▸ **The problem**:
Show all lines that include the string "page"; copy each one.
______________________________
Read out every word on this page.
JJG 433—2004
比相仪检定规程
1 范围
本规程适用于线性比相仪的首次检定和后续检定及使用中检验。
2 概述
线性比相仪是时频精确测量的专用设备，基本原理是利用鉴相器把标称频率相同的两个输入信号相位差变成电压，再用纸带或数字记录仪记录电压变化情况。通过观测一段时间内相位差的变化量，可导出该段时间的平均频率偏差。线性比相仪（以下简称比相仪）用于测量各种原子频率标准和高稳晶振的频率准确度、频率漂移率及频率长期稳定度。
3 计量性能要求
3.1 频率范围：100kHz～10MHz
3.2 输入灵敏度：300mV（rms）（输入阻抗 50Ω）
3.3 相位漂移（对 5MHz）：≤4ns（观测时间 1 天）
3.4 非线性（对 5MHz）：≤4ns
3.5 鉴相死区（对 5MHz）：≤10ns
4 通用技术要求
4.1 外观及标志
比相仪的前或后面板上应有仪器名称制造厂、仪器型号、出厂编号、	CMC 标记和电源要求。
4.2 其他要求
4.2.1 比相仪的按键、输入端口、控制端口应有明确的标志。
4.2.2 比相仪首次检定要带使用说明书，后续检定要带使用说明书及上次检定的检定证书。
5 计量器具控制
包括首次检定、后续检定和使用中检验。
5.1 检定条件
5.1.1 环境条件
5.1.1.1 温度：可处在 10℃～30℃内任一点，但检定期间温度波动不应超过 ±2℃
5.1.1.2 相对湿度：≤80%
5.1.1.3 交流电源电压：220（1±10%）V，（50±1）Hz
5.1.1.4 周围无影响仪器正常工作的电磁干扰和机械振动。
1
______________________________
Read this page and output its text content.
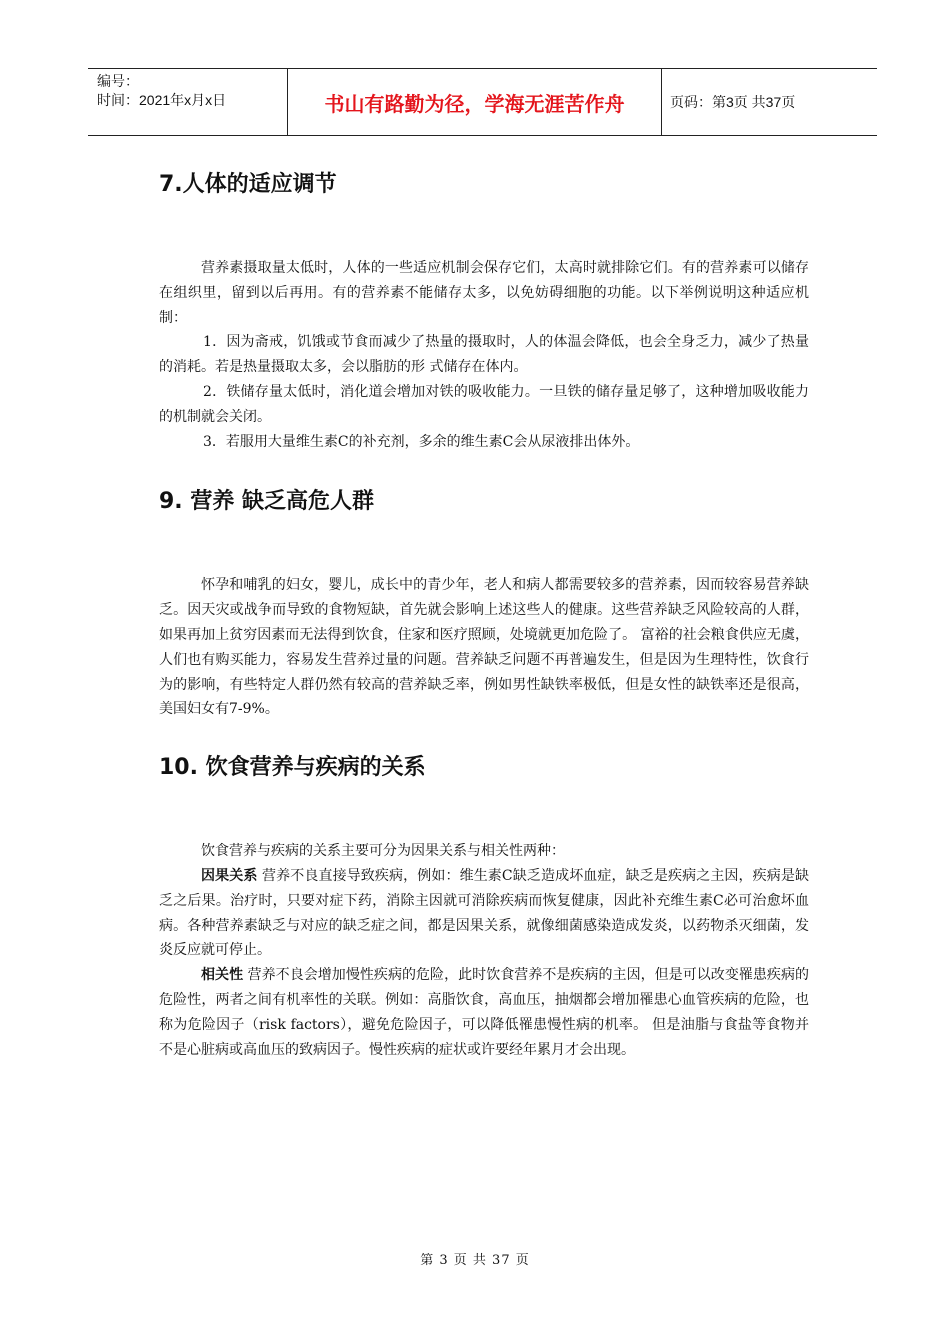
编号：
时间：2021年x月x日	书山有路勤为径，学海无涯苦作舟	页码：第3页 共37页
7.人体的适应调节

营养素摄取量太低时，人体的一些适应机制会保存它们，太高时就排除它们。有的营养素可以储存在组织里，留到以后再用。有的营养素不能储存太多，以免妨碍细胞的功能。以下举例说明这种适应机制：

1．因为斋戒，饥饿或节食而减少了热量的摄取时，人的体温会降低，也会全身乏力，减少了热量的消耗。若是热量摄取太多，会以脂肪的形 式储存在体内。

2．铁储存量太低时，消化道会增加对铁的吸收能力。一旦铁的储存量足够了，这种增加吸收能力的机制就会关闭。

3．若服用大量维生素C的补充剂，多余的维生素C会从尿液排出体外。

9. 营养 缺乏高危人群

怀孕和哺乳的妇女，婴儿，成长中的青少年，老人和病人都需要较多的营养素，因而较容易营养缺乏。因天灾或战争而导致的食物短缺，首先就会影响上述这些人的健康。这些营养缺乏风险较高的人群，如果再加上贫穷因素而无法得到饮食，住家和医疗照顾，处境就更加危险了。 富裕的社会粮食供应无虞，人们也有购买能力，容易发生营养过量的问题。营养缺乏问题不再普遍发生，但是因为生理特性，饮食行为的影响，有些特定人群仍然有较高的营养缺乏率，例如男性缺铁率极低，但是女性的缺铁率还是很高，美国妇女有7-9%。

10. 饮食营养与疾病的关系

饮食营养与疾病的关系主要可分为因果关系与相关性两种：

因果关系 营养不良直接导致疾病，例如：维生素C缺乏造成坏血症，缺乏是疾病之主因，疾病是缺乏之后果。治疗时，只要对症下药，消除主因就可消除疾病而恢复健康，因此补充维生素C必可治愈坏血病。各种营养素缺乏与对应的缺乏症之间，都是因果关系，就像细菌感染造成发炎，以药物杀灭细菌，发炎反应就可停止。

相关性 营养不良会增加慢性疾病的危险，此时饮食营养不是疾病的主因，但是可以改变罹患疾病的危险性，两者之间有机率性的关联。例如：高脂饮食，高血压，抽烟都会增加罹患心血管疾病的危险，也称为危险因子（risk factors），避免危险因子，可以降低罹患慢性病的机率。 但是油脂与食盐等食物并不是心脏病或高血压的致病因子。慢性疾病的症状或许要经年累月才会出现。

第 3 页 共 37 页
______________________________
▸ **Answer to this task**:
Read out every word on this page.
Read this page and output its text content.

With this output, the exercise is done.